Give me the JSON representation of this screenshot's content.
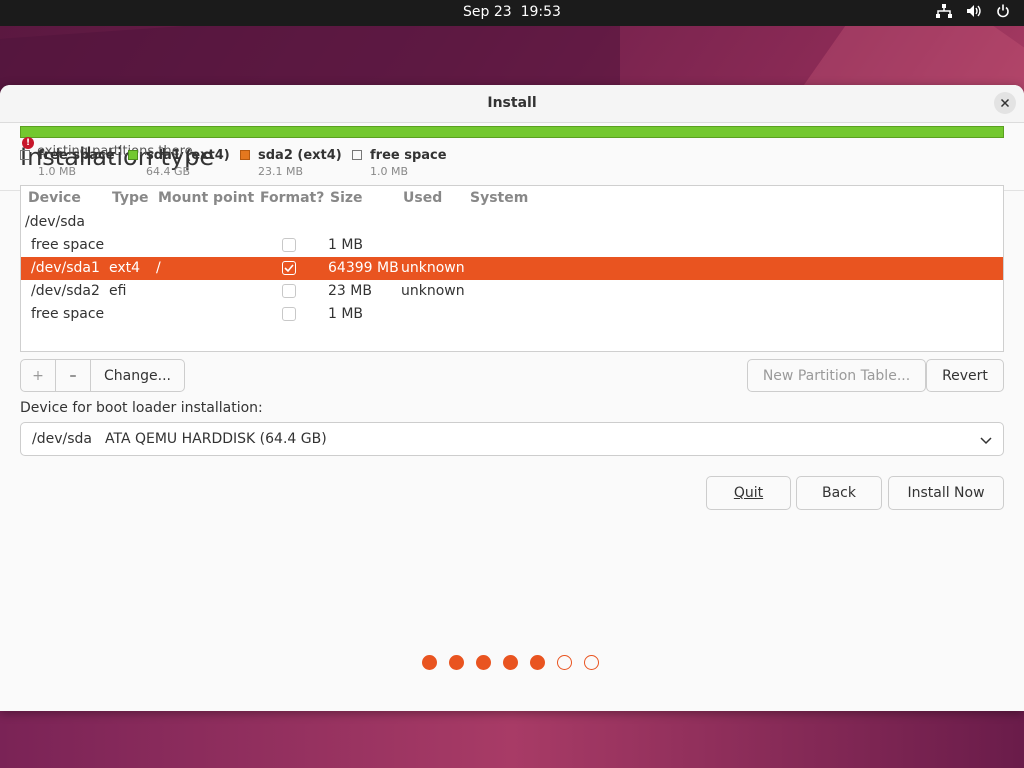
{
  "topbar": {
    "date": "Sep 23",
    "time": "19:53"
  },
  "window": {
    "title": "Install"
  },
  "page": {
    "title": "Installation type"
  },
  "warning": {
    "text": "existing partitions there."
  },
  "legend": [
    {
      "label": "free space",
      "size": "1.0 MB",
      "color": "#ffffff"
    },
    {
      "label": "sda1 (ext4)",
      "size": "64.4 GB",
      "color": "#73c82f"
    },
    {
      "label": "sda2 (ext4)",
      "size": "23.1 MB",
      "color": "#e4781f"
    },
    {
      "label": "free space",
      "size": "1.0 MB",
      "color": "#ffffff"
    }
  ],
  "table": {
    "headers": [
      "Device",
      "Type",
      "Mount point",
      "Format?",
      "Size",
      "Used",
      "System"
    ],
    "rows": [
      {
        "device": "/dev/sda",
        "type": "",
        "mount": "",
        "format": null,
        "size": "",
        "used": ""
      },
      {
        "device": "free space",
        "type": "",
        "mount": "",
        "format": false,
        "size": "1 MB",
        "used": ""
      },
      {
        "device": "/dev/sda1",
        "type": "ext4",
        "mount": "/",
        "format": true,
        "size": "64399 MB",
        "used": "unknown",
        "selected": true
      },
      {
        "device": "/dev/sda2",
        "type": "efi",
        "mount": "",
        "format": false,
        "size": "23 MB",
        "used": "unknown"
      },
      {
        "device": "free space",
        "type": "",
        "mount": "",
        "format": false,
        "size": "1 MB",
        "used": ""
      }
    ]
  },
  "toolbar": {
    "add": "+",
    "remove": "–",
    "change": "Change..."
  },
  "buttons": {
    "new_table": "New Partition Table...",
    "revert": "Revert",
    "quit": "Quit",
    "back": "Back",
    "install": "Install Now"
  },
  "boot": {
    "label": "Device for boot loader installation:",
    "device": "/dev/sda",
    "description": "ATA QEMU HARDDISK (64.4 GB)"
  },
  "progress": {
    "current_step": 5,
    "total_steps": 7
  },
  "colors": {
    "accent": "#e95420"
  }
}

------------

▶ PROBLEM
Copy out each line of the listing that holds "boot".

▶ WORKED ANSWER
  "boot": {
    "label": "Device for boot loader installation:",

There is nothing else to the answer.